* _Things to do_:
1/ From the benchmark comments, set down everything from "where are the" down to "were just dissapointed.", word for word.
2/ In the benchmark comments, how fast does the calling circle benchmark currently run on Linux compared with Windows?

* _Supplied text_:
────────

    spoken with a mouth full of microsoft cock

    where are the Linux reviews ?

    not all of us VM with windows you know..

  • JohanAnandtech - Thursday, May 21, 2009 - link

    A minimum form of politeness would be appreciated, but I am going to assume your were just dissapointed.

    The problem is that right now the calling circle benchmark runs half as fast on Linux as it does on Windows. What is causing Oracle to run slower on Linux than on Windows is a mystery even to some of the experienced DBA we have spoken. We either have to replace that benchmark with an alternative (probably Sysbench) or find out what exactly happened.

    When you construct a virtualized benchmark it is not enough just to throw in a few benchmarks and VMs, you really have to understand the benchmark thoroughly. There are enough halfbaken benchmarks already on the internet that look like a Swiss cheese because there are so many holes in the methodology.
  • JarredWalton - Thursday, May 21, 2009 - link

    Page 4: vApus Mark I: the choices we made

    "vApus mark I uses only Windows Guest OS VMs, but we are also preparing a mixed Linux and Windows scenario."
────────
* _Data excerpts_:
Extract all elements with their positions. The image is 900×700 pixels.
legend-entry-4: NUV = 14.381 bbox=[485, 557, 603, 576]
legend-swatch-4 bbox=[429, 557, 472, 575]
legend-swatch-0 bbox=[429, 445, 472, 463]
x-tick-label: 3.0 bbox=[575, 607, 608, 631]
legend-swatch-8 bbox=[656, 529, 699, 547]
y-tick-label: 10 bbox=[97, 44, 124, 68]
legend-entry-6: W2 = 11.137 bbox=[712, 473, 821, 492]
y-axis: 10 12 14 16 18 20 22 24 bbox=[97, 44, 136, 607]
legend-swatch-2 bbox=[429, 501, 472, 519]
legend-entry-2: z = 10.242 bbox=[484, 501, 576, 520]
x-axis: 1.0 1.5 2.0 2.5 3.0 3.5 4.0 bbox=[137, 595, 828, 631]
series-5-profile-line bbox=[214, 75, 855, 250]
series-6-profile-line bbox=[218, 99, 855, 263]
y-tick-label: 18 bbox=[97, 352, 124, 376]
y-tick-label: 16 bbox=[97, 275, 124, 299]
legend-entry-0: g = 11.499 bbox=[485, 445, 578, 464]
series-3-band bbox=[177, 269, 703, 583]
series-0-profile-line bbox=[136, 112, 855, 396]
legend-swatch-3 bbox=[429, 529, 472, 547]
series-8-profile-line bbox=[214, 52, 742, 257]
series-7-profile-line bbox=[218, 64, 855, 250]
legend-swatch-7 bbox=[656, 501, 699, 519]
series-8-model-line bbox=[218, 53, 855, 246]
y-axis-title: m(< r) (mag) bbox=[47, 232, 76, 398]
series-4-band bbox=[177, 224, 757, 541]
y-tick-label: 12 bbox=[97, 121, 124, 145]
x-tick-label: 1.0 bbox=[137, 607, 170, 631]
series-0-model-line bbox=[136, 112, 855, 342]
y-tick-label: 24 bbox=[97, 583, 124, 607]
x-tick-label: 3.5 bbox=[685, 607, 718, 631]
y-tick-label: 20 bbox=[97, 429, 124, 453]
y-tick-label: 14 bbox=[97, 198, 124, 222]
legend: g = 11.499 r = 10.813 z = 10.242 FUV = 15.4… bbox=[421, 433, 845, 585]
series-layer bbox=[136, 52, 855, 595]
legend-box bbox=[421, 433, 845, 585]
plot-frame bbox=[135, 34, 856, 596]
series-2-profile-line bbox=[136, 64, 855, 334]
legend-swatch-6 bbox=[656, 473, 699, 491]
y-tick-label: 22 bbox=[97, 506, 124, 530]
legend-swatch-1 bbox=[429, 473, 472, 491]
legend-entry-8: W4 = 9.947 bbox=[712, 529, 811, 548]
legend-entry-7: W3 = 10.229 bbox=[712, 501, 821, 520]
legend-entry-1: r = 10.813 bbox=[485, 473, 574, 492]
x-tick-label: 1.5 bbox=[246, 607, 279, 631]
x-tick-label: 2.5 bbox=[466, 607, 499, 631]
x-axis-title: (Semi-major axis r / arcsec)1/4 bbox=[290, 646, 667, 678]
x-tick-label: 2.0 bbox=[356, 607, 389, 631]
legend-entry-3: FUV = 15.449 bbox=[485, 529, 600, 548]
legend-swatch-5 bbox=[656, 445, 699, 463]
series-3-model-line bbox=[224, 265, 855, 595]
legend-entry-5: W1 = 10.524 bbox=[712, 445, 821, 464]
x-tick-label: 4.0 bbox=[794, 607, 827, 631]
────────
* _Exercise answers_:
1/
where are the Linux reviews ?

    not all of us VM with windows you know..

  • JohanAnandtech - Thursday, May 21, 2009 - link

    A minimum form of politeness would be appreciated, but I am going to assume your were just dissapointed.

2/ It runs half as fast on Linux as on Windows.